# [Figure content listings]
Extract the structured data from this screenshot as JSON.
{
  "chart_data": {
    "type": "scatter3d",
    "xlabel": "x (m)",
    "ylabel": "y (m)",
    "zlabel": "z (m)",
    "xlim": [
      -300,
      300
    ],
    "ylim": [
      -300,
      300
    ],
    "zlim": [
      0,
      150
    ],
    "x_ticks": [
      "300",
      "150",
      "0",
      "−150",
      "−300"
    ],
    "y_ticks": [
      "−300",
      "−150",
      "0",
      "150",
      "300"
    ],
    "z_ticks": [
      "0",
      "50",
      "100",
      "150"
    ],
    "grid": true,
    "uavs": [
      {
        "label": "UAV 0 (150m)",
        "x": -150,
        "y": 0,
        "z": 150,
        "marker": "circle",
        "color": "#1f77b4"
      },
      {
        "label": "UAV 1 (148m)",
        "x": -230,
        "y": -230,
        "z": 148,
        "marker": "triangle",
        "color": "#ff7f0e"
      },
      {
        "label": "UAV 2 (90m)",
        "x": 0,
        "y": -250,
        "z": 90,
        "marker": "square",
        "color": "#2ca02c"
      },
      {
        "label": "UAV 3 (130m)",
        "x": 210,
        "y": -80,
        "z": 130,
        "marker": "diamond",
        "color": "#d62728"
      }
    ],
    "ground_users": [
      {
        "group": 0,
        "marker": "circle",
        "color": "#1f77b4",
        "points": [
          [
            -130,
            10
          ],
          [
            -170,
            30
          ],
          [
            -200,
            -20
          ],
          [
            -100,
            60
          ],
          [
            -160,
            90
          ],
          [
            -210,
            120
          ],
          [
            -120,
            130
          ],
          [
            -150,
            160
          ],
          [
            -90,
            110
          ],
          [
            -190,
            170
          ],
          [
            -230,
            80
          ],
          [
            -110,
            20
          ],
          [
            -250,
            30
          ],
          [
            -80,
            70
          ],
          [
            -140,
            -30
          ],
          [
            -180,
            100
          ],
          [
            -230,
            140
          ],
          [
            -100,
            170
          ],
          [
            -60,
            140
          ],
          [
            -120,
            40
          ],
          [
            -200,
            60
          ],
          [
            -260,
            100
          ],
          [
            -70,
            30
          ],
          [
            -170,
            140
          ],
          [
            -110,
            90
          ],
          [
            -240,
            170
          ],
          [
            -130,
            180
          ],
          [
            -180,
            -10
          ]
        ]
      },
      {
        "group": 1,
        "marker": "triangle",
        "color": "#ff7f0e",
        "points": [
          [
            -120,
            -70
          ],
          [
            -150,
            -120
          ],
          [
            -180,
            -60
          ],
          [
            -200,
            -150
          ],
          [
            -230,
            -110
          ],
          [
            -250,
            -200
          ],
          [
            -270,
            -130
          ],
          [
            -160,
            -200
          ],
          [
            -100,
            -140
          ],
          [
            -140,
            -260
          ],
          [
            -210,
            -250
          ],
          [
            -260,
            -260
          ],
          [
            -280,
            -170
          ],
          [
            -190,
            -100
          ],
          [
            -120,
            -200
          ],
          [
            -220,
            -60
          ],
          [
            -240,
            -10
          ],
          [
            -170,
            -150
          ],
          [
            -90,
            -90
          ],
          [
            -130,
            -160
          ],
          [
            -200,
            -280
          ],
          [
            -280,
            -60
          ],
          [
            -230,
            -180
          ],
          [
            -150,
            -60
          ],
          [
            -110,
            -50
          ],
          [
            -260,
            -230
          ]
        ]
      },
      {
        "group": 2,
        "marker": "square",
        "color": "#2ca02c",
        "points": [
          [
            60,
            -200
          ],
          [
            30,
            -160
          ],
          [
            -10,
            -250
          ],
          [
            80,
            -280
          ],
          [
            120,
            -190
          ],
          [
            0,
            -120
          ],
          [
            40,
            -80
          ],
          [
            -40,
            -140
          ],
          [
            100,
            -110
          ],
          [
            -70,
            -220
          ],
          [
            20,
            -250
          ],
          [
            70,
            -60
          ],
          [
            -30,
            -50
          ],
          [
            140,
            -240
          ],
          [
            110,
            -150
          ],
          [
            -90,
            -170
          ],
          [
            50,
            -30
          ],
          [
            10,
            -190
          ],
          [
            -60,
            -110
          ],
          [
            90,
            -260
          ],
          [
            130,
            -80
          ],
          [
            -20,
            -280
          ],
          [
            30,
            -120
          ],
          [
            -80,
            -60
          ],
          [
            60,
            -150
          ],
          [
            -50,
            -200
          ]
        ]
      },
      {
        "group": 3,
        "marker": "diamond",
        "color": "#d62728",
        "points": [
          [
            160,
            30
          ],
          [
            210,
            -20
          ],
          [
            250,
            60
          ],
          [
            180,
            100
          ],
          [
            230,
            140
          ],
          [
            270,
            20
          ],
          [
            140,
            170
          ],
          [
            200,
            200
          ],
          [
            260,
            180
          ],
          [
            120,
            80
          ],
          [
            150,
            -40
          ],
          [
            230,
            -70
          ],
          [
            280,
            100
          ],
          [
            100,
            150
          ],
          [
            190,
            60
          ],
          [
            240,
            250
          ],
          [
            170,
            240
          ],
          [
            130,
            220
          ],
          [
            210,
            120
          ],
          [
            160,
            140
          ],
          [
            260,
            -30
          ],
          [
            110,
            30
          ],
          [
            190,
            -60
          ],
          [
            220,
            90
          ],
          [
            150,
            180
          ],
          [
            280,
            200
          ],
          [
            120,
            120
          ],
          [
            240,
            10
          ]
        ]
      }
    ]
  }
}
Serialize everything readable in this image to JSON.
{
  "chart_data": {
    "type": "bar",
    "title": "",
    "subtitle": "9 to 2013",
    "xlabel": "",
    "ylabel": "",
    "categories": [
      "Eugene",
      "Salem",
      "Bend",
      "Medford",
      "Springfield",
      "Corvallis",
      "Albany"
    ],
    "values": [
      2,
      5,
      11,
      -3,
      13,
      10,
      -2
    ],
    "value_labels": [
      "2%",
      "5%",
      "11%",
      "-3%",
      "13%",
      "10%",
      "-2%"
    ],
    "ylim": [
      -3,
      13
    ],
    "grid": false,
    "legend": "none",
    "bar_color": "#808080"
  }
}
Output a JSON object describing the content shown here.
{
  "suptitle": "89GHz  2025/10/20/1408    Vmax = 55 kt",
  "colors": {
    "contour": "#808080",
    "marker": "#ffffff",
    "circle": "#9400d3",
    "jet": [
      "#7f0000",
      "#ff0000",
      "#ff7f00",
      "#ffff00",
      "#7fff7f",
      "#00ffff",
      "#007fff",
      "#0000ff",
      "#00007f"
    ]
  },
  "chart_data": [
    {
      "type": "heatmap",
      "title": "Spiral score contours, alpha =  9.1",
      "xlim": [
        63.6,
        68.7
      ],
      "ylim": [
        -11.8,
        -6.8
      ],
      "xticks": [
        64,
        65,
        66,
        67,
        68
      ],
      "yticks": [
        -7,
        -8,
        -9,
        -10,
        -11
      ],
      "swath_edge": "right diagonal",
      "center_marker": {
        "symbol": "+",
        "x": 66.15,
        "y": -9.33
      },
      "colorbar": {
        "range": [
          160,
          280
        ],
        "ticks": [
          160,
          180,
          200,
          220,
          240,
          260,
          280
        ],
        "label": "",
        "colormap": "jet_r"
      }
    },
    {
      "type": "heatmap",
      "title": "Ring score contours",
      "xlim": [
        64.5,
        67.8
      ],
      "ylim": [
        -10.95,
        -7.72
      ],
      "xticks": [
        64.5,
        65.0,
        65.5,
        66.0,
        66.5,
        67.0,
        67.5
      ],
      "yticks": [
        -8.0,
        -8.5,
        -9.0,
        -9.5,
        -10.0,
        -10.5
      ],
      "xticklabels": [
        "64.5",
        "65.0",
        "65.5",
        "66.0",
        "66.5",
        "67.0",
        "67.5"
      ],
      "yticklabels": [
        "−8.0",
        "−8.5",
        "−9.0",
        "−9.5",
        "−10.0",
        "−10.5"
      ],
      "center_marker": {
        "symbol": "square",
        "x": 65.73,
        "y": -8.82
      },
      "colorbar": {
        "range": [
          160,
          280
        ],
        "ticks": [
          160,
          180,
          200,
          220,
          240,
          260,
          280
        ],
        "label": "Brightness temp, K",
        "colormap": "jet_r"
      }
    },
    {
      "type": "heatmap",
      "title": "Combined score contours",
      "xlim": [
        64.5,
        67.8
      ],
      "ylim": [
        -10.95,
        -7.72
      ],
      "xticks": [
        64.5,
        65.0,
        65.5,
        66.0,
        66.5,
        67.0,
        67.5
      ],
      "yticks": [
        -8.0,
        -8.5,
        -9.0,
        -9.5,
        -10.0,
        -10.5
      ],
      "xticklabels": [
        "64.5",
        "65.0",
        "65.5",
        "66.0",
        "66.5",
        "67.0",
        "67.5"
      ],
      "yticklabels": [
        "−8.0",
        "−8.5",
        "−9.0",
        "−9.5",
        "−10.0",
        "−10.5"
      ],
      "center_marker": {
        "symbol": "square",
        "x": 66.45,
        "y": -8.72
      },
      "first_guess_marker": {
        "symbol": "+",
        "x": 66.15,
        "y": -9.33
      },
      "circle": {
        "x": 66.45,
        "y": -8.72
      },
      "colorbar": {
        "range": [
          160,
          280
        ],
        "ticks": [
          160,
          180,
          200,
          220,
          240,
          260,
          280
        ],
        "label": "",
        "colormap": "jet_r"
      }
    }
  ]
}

# [INSTRUCTIONS TO FOLLOW]
Search the entries for "contours" and copy out each line that has it.

# [RESULT OF THE EXERCISE]
      "title": "Spiral score contours, alpha =  9.1",
      "title": "Ring score contours",
      "title": "Combined score contours",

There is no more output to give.